[Element box records]
____________________
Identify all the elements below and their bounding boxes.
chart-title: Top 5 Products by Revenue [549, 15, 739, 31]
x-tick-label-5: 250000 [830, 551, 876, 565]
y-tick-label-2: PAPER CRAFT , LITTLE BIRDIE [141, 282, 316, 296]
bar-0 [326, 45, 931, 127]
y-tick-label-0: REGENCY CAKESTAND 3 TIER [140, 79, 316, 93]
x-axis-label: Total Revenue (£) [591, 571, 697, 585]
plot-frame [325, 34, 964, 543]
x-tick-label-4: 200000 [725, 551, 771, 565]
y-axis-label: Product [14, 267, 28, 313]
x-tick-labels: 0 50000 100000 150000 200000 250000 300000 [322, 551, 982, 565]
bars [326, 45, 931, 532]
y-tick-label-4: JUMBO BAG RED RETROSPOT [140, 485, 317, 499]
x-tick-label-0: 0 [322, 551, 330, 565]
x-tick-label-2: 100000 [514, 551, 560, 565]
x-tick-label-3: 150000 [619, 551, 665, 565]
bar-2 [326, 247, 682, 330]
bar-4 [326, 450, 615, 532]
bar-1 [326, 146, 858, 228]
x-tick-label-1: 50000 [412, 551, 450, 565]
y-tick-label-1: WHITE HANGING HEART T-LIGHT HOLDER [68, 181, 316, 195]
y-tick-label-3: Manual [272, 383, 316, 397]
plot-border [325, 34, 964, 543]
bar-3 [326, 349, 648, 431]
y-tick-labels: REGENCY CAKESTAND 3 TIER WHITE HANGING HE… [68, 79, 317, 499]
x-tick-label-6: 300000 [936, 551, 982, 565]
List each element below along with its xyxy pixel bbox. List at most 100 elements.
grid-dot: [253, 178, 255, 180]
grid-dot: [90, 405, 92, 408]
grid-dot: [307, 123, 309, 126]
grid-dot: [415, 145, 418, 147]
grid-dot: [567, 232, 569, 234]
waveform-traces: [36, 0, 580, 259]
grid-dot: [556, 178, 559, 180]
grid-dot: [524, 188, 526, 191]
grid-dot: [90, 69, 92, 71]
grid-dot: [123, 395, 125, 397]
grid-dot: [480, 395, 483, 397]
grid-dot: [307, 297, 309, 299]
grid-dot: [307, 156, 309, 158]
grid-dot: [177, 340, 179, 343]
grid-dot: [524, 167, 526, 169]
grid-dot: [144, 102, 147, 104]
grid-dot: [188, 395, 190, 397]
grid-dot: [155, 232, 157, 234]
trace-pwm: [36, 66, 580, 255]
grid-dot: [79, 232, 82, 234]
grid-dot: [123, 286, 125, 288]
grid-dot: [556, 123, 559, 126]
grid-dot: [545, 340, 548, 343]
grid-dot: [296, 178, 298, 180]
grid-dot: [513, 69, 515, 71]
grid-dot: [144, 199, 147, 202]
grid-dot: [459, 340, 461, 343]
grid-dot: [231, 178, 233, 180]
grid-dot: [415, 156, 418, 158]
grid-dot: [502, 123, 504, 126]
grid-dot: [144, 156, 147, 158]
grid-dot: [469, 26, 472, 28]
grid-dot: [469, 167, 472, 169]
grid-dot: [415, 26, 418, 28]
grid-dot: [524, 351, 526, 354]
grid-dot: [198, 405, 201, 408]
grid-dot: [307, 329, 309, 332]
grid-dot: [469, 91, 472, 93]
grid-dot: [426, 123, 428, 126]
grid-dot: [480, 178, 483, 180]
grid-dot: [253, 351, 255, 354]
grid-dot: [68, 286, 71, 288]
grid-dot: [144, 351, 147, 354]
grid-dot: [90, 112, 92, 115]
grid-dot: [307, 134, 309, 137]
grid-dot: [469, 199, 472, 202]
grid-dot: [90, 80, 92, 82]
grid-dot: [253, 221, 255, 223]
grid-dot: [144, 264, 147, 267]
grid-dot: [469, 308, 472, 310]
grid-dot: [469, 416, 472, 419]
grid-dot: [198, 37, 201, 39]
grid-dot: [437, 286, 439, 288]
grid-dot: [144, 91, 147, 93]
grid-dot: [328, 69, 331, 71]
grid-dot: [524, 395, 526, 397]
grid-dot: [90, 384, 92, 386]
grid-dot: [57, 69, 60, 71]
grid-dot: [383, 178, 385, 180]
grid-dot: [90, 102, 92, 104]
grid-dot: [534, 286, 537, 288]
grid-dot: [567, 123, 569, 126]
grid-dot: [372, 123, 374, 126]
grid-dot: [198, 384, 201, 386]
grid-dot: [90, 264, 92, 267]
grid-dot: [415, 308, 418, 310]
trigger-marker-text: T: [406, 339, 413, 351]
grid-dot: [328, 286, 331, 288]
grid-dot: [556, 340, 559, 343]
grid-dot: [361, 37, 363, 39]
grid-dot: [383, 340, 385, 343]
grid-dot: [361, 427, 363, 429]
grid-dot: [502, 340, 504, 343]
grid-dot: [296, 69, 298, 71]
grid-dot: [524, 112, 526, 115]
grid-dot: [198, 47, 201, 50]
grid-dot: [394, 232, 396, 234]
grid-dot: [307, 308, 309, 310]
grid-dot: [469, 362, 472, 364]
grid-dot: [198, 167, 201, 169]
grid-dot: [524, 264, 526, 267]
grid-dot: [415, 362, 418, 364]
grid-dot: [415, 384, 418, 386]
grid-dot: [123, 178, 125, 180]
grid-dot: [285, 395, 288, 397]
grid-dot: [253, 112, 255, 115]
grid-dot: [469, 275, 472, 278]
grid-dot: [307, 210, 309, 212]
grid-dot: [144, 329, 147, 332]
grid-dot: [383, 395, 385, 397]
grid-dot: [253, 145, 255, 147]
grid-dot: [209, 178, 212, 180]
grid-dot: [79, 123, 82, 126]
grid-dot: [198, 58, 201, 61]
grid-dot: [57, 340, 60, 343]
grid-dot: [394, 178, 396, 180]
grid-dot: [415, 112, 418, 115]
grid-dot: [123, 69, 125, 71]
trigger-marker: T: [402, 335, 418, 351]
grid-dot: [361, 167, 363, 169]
____________________
TASK OBJECTIVE: Give back every line above with no changes, character for character.

WRITTEN ANSWER:
Identify all the elements below and their bounding boxes.
chart-title: Top 5 Products by Revenue [549, 15, 739, 31]
x-tick-label-5: 250000 [830, 551, 876, 565]
y-tick-label-2: PAPER CRAFT , LITTLE BIRDIE [141, 282, 316, 296]
bar-0 [326, 45, 931, 127]
y-tick-label-0: REGENCY CAKESTAND 3 TIER [140, 79, 316, 93]
x-axis-label: Total Revenue (£) [591, 571, 697, 585]
plot-frame [325, 34, 964, 543]
x-tick-label-4: 200000 [725, 551, 771, 565]
y-axis-label: Product [14, 267, 28, 313]
x-tick-labels: 0 50000 100000 150000 200000 250000 300000 [322, 551, 982, 565]
bars [326, 45, 931, 532]
y-tick-label-4: JUMBO BAG RED RETROSPOT [140, 485, 317, 499]
x-tick-label-0: 0 [322, 551, 330, 565]
x-tick-label-2: 100000 [514, 551, 560, 565]
x-tick-label-3: 150000 [619, 551, 665, 565]
bar-2 [326, 247, 682, 330]
bar-4 [326, 450, 615, 532]
bar-1 [326, 146, 858, 228]
x-tick-label-1: 50000 [412, 551, 450, 565]
y-tick-label-1: WHITE HANGING HEART T-LIGHT HOLDER [68, 181, 316, 195]
y-tick-label-3: Manual [272, 383, 316, 397]
plot-border [325, 34, 964, 543]
bar-3 [326, 349, 648, 431]
y-tick-labels: REGENCY CAKESTAND 3 TIER WHITE HANGING HE… [68, 79, 317, 499]
x-tick-label-6: 300000 [936, 551, 982, 565]
List each element below along with its xyxy pixel bbox. List at most 100 elements.
grid-dot: [253, 178, 255, 180]
grid-dot: [90, 405, 92, 408]
grid-dot: [307, 123, 309, 126]
grid-dot: [415, 145, 418, 147]
grid-dot: [567, 232, 569, 234]
waveform-traces: [36, 0, 580, 259]
grid-dot: [556, 178, 559, 180]
grid-dot: [524, 188, 526, 191]
grid-dot: [90, 69, 92, 71]
grid-dot: [123, 395, 125, 397]
grid-dot: [480, 395, 483, 397]
grid-dot: [307, 297, 309, 299]
grid-dot: [307, 156, 309, 158]
grid-dot: [177, 340, 179, 343]
grid-dot: [524, 167, 526, 169]
grid-dot: [144, 102, 147, 104]
grid-dot: [188, 395, 190, 397]
grid-dot: [155, 232, 157, 234]
trace-pwm: [36, 66, 580, 255]
grid-dot: [79, 232, 82, 234]
grid-dot: [123, 286, 125, 288]
grid-dot: [556, 123, 559, 126]
grid-dot: [545, 340, 548, 343]
grid-dot: [296, 178, 298, 180]
grid-dot: [513, 69, 515, 71]
grid-dot: [144, 199, 147, 202]
grid-dot: [459, 340, 461, 343]
grid-dot: [231, 178, 233, 180]
grid-dot: [415, 156, 418, 158]
grid-dot: [502, 123, 504, 126]
grid-dot: [144, 156, 147, 158]
grid-dot: [469, 26, 472, 28]
grid-dot: [469, 167, 472, 169]
grid-dot: [415, 26, 418, 28]
grid-dot: [524, 351, 526, 354]
grid-dot: [198, 405, 201, 408]
grid-dot: [307, 329, 309, 332]
grid-dot: [469, 91, 472, 93]
grid-dot: [426, 123, 428, 126]
grid-dot: [480, 178, 483, 180]
grid-dot: [253, 351, 255, 354]
grid-dot: [68, 286, 71, 288]
grid-dot: [144, 351, 147, 354]
grid-dot: [90, 112, 92, 115]
grid-dot: [307, 134, 309, 137]
grid-dot: [469, 199, 472, 202]
grid-dot: [90, 80, 92, 82]
grid-dot: [253, 221, 255, 223]
grid-dot: [144, 264, 147, 267]
grid-dot: [469, 308, 472, 310]
grid-dot: [469, 416, 472, 419]
grid-dot: [198, 37, 201, 39]
grid-dot: [437, 286, 439, 288]
grid-dot: [144, 91, 147, 93]
grid-dot: [328, 69, 331, 71]
grid-dot: [524, 395, 526, 397]
grid-dot: [90, 384, 92, 386]
grid-dot: [57, 69, 60, 71]
grid-dot: [383, 178, 385, 180]
grid-dot: [90, 102, 92, 104]
grid-dot: [534, 286, 537, 288]
grid-dot: [567, 123, 569, 126]
grid-dot: [372, 123, 374, 126]
grid-dot: [198, 384, 201, 386]
grid-dot: [90, 264, 92, 267]
grid-dot: [415, 308, 418, 310]
trigger-marker-text: T: [406, 339, 413, 351]
grid-dot: [328, 286, 331, 288]
grid-dot: [556, 340, 559, 343]
grid-dot: [361, 37, 363, 39]
grid-dot: [383, 340, 385, 343]
grid-dot: [361, 427, 363, 429]
grid-dot: [502, 340, 504, 343]
grid-dot: [296, 69, 298, 71]
grid-dot: [524, 112, 526, 115]
grid-dot: [198, 47, 201, 50]
grid-dot: [394, 232, 396, 234]
grid-dot: [307, 308, 309, 310]
grid-dot: [469, 362, 472, 364]
grid-dot: [198, 167, 201, 169]
grid-dot: [524, 264, 526, 267]
grid-dot: [415, 362, 418, 364]
grid-dot: [415, 384, 418, 386]
grid-dot: [123, 178, 125, 180]
grid-dot: [285, 395, 288, 397]
grid-dot: [253, 112, 255, 115]
grid-dot: [469, 275, 472, 278]
grid-dot: [307, 210, 309, 212]
grid-dot: [144, 329, 147, 332]
grid-dot: [383, 395, 385, 397]
grid-dot: [253, 145, 255, 147]
grid-dot: [209, 178, 212, 180]
grid-dot: [79, 123, 82, 126]
grid-dot: [198, 58, 201, 61]
grid-dot: [57, 340, 60, 343]
grid-dot: [394, 178, 396, 180]
grid-dot: [415, 112, 418, 115]
grid-dot: [123, 69, 125, 71]
trigger-marker: T: [402, 335, 418, 351]
grid-dot: [361, 167, 363, 169]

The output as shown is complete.